Problem to work on: The entries below should be transcribed in their entirety, exactly as written.

Records supplied:
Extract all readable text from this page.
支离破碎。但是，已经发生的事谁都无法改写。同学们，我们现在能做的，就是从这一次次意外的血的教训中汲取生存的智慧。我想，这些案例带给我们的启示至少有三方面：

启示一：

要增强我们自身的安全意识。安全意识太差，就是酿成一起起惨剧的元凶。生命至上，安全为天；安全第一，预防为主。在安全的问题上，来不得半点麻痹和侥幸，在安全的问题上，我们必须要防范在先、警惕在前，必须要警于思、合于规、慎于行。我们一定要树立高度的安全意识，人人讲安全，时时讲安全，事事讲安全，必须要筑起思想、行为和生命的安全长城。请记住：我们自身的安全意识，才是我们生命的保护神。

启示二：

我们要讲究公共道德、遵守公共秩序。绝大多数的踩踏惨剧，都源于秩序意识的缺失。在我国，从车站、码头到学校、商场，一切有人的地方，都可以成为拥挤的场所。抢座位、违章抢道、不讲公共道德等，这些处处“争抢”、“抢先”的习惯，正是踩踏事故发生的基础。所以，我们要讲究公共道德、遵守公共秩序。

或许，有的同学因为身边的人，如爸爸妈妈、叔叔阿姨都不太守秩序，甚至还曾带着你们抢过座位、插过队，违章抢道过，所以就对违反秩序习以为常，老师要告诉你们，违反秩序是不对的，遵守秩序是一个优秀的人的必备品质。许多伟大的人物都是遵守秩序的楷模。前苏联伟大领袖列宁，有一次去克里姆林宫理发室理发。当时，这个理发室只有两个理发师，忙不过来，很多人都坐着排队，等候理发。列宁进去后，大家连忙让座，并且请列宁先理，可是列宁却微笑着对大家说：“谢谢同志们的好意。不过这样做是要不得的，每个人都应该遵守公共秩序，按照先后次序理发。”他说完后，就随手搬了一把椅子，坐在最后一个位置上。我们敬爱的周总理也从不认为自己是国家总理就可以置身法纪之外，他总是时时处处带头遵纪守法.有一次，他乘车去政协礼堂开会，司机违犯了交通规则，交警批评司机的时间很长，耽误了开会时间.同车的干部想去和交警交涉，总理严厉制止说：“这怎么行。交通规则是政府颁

Output for this exercise:
Extract all readable text from this page.
支离破碎。但是，已经发生的事谁都无法改写。同学们，我们现在能做的，就是从这一次次意外的血的教训中汲取生存的智慧。我想，这些案例带给我们的启示至少有三方面：

启示一：

要增强我们自身的安全意识。安全意识太差，就是酿成一起起惨剧的元凶。生命至上，安全为天；安全第一，预防为主。在安全的问题上，来不得半点麻痹和侥幸，在安全的问题上，我们必须要防范在先、警惕在前，必须要警于思、合于规、慎于行。我们一定要树立高度的安全意识，人人讲安全，时时讲安全，事事讲安全，必须要筑起思想、行为和生命的安全长城。请记住：我们自身的安全意识，才是我们生命的保护神。

启示二：

我们要讲究公共道德、遵守公共秩序。绝大多数的踩踏惨剧，都源于秩序意识的缺失。在我国，从车站、码头到学校、商场，一切有人的地方，都可以成为拥挤的场所。抢座位、违章抢道、不讲公共道德等，这些处处“争抢”、“抢先”的习惯，正是踩踏事故发生的基础。所以，我们要讲究公共道德、遵守公共秩序。

或许，有的同学因为身边的人，如爸爸妈妈、叔叔阿姨都不太守秩序，甚至还曾带着你们抢过座位、插过队，违章抢道过，所以就对违反秩序习以为常，老师要告诉你们，违反秩序是不对的，遵守秩序是一个优秀的人的必备品质。许多伟大的人物都是遵守秩序的楷模。前苏联伟大领袖列宁，有一次去克里姆林宫理发室理发。当时，这个理发室只有两个理发师，忙不过来，很多人都坐着排队，等候理发。列宁进去后，大家连忙让座，并且请列宁先理，可是列宁却微笑着对大家说：“谢谢同志们的好意。不过这样做是要不得的，每个人都应该遵守公共秩序，按照先后次序理发。”他说完后，就随手搬了一把椅子，坐在最后一个位置上。我们敬爱的周总理也从不认为自己是国家总理就可以置身法纪之外，他总是时时处处带头遵纪守法.有一次，他乘车去政协礼堂开会，司机违犯了交通规则，交警批评司机的时间很长，耽误了开会时间.同车的干部想去和交警交涉，总理严厉制止说：“这怎么行。交通规则是政府颁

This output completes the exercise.